◆ **Supplied information**

══════════

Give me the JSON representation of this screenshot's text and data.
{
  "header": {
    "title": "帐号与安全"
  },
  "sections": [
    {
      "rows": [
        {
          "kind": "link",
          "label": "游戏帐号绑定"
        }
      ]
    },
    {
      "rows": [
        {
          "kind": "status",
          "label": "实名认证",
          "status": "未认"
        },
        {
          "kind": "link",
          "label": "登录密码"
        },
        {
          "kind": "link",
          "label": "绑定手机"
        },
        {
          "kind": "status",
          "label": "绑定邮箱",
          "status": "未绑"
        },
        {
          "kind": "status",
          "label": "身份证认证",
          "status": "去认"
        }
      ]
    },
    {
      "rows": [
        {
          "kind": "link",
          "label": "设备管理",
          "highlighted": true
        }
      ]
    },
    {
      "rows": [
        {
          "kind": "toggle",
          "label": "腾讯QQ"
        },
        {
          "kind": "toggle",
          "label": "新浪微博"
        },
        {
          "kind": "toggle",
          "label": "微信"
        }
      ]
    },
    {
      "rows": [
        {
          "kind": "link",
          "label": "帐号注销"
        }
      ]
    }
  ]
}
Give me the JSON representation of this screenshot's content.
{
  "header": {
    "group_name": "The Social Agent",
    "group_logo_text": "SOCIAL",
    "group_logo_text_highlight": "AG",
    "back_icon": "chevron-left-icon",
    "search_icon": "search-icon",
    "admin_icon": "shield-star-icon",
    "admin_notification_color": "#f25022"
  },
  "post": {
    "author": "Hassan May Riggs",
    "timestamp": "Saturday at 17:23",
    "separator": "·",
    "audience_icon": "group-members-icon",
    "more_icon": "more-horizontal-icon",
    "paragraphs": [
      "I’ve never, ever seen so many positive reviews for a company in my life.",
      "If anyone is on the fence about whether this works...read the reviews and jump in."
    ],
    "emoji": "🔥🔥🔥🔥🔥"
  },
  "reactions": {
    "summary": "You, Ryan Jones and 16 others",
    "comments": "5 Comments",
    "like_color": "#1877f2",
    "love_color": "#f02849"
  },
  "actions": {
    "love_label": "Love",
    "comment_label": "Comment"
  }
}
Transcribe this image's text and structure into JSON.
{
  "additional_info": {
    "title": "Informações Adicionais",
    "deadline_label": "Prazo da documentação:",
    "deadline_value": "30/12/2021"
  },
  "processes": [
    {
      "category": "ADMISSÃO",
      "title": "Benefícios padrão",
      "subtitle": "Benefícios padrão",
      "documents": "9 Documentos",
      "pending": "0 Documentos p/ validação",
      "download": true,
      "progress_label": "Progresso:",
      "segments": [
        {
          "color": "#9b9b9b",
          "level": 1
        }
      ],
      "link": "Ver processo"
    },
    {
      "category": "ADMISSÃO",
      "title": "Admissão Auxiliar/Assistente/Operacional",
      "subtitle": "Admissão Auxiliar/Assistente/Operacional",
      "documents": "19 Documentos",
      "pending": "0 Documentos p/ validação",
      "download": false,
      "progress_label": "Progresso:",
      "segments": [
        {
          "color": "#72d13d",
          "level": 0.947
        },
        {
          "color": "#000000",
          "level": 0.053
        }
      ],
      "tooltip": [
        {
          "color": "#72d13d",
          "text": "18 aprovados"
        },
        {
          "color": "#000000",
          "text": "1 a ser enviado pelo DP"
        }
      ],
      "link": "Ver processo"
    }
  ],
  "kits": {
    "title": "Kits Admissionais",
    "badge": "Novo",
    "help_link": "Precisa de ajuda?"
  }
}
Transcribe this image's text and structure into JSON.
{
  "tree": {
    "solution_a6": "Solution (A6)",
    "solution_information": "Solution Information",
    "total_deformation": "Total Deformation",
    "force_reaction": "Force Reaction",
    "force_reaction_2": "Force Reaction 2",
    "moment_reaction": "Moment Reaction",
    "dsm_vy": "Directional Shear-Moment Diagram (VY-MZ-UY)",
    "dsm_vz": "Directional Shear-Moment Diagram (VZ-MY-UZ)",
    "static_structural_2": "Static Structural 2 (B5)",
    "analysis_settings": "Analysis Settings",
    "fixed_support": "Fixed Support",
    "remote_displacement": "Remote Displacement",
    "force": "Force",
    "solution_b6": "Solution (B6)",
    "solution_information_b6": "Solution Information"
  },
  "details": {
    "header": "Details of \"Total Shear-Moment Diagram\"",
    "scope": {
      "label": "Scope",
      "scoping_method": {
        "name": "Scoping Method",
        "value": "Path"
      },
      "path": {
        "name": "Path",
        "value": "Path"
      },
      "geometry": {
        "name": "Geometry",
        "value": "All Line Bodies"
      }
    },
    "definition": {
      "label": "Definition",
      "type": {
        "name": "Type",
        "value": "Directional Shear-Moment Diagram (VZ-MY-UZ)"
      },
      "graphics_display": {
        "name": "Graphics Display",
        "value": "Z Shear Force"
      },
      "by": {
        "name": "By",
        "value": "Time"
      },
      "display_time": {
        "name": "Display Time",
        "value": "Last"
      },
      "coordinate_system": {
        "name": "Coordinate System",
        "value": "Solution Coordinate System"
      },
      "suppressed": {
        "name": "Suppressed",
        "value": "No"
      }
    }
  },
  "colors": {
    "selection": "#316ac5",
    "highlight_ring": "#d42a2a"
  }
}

══════════

◆ **What this task involves**
Each record above should be output again exactly.

◆ **Complete output**
Give me the JSON representation of this screenshot's text and data.
{
  "header": {
    "title": "帐号与安全"
  },
  "sections": [
    {
      "rows": [
        {
          "kind": "link",
          "label": "游戏帐号绑定"
        }
      ]
    },
    {
      "rows": [
        {
          "kind": "status",
          "label": "实名认证",
          "status": "未认"
        },
        {
          "kind": "link",
          "label": "登录密码"
        },
        {
          "kind": "link",
          "label": "绑定手机"
        },
        {
          "kind": "status",
          "label": "绑定邮箱",
          "status": "未绑"
        },
        {
          "kind": "status",
          "label": "身份证认证",
          "status": "去认"
        }
      ]
    },
    {
      "rows": [
        {
          "kind": "link",
          "label": "设备管理",
          "highlighted": true
        }
      ]
    },
    {
      "rows": [
        {
          "kind": "toggle",
          "label": "腾讯QQ"
        },
        {
          "kind": "toggle",
          "label": "新浪微博"
        },
        {
          "kind": "toggle",
          "label": "微信"
        }
      ]
    },
    {
      "rows": [
        {
          "kind": "link",
          "label": "帐号注销"
        }
      ]
    }
  ]
}
Give me the JSON representation of this screenshot's content.
{
  "header": {
    "group_name": "The Social Agent",
    "group_logo_text": "SOCIAL",
    "group_logo_text_highlight": "AG",
    "back_icon": "chevron-left-icon",
    "search_icon": "search-icon",
    "admin_icon": "shield-star-icon",
    "admin_notification_color": "#f25022"
  },
  "post": {
    "author": "Hassan May Riggs",
    "timestamp": "Saturday at 17:23",
    "separator": "·",
    "audience_icon": "group-members-icon",
    "more_icon": "more-horizontal-icon",
    "paragraphs": [
      "I’ve never, ever seen so many positive reviews for a company in my life.",
      "If anyone is on the fence about whether this works...read the reviews and jump in."
    ],
    "emoji": "🔥🔥🔥🔥🔥"
  },
  "reactions": {
    "summary": "You, Ryan Jones and 16 others",
    "comments": "5 Comments",
    "like_color": "#1877f2",
    "love_color": "#f02849"
  },
  "actions": {
    "love_label": "Love",
    "comment_label": "Comment"
  }
}
Transcribe this image's text and structure into JSON.
{
  "additional_info": {
    "title": "Informações Adicionais",
    "deadline_label": "Prazo da documentação:",
    "deadline_value": "30/12/2021"
  },
  "processes": [
    {
      "category": "ADMISSÃO",
      "title": "Benefícios padrão",
      "subtitle": "Benefícios padrão",
      "documents": "9 Documentos",
      "pending": "0 Documentos p/ validação",
      "download": true,
      "progress_label": "Progresso:",
      "segments": [
        {
          "color": "#9b9b9b",
          "level": 1
        }
      ],
      "link": "Ver processo"
    },
    {
      "category": "ADMISSÃO",
      "title": "Admissão Auxiliar/Assistente/Operacional",
      "subtitle": "Admissão Auxiliar/Assistente/Operacional",
      "documents": "19 Documentos",
      "pending": "0 Documentos p/ validação",
      "download": false,
      "progress_label": "Progresso:",
      "segments": [
        {
          "color": "#72d13d",
          "level": 0.947
        },
        {
          "color": "#000000",
          "level": 0.053
        }
      ],
      "tooltip": [
        {
          "color": "#72d13d",
          "text": "18 aprovados"
        },
        {
          "color": "#000000",
          "text": "1 a ser enviado pelo DP"
        }
      ],
      "link": "Ver processo"
    }
  ],
  "kits": {
    "title": "Kits Admissionais",
    "badge": "Novo",
    "help_link": "Precisa de ajuda?"
  }
}
Transcribe this image's text and structure into JSON.
{
  "tree": {
    "solution_a6": "Solution (A6)",
    "solution_information": "Solution Information",
    "total_deformation": "Total Deformation",
    "force_reaction": "Force Reaction",
    "force_reaction_2": "Force Reaction 2",
    "moment_reaction": "Moment Reaction",
    "dsm_vy": "Directional Shear-Moment Diagram (VY-MZ-UY)",
    "dsm_vz": "Directional Shear-Moment Diagram (VZ-MY-UZ)",
    "static_structural_2": "Static Structural 2 (B5)",
    "analysis_settings": "Analysis Settings",
    "fixed_support": "Fixed Support",
    "remote_displacement": "Remote Displacement",
    "force": "Force",
    "solution_b6": "Solution (B6)",
    "solution_information_b6": "Solution Information"
  },
  "details": {
    "header": "Details of \"Total Shear-Moment Diagram\"",
    "scope": {
      "label": "Scope",
      "scoping_method": {
        "name": "Scoping Method",
        "value": "Path"
      },
      "path": {
        "name": "Path",
        "value": "Path"
      },
      "geometry": {
        "name": "Geometry",
        "value": "All Line Bodies"
      }
    },
    "definition": {
      "label": "Definition",
      "type": {
        "name": "Type",
        "value": "Directional Shear-Moment Diagram (VZ-MY-UZ)"
      },
      "graphics_display": {
        "name": "Graphics Display",
        "value": "Z Shear Force"
      },
      "by": {
        "name": "By",
        "value": "Time"
      },
      "display_time": {
        "name": "Display Time",
        "value": "Last"
      },
      "coordinate_system": {
        "name": "Coordinate System",
        "value": "Solution Coordinate System"
      },
      "suppressed": {
        "name": "Suppressed",
        "value": "No"
      }
    }
  },
  "colors": {
    "selection": "#316ac5",
    "highlight_ring": "#d42a2a"
  }
}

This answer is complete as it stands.